[STUDY TEXT]

Last week, Derek Thompson at the Atlantic unveiled a potentially devastating critique of the endless wave of trend pieces about the surge in young people living at home with their parents. The key is a single sentence lurking in the Census Bureau's reports on housing in America:
It is important to note that the Current Population Survey counts students living in dormitories as living in their parents' home.
Yikes. So is everyone wrong about everything? Fortunately, no. Housing economist Jed Kolko rides to the rescue with a definitive analysis proving that all your pre-existing biases are correct. There really are a lot more young people living with their parents today than there were ten years ago.
Two charts make it clear. First, the Census actually does let us separately track full-time college students from people who aren't full-time college students:
This shows pretty clearly that while it is true that many of the people counted as living with their parents are full-time college students (some of whom live in dorms, some of whom commute to a local school) the increase in living in home is being driven by people who aren't full-time students.
Still, is it possible that the surge is composed of a huge increase in the number of part-time college students? Maybe people are working a little, getting an associate's degree part-time, and living at home to save on expenses? Well, maybe. But here's a chart of what you might call older young people — it shows the exact same surge:
The best evidence, in other words, is that the conventional wisdom is correct. Due to high unemployment and sluggish wage growth, lots of young people who aren't in school don't have very much money in their pockets. And yet even though young people have less money today, rents are higher and mortgage lending standards are tighter. Higher costs plus lower incomes = growing need to economize, so more people are living with their parents.

[SUPPLIED INFORMATION]
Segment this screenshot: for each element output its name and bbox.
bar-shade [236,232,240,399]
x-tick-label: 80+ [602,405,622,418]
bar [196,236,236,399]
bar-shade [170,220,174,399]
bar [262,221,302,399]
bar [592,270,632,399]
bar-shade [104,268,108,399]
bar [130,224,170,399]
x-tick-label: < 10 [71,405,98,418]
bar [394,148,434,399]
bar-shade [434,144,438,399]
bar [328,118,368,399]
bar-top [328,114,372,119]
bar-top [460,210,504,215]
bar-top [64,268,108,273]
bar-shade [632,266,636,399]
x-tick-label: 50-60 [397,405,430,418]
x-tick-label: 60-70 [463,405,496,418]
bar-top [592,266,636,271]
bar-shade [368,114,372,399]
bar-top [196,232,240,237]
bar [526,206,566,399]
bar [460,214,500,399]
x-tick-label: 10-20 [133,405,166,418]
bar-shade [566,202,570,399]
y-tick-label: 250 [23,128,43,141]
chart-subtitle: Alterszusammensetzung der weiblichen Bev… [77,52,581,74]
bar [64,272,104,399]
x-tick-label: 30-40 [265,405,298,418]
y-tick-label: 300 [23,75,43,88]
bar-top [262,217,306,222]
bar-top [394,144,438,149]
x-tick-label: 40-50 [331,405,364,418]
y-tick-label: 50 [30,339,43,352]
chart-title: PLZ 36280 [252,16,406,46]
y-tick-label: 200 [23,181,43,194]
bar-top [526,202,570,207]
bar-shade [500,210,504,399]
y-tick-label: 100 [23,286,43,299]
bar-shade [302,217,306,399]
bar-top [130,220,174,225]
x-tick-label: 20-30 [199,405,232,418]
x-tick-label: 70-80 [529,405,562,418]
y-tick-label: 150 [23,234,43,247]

[ACTIVITY 1] Reproduce the passage of the article on young adults living with parents, starting at "Yikes. So is" and ending at "ten years ago.".
[ACTIVITY 2] According to the article on young adults living with parents, why are more young people living with their parents? Answer in one to three sentences.
Work only from the article itself.

[RESPONSE BOX 1]
Yikes. So is everyone wrong about everything? Fortunately, no. Housing economist Jed Kolko rides to the rescue with a definitive analysis proving that all your pre-existing biases are correct. There really are a lot more young people living with their parents today than there were ten years ago.

[RESPONSE BOX 2] High unemployment and sluggish wage growth have left many young people who aren't in school with little money. At the same time, rents are higher and mortgage lending standards are tighter. Higher costs and lower incomes create a growing need to economize, so more of them live with their parents.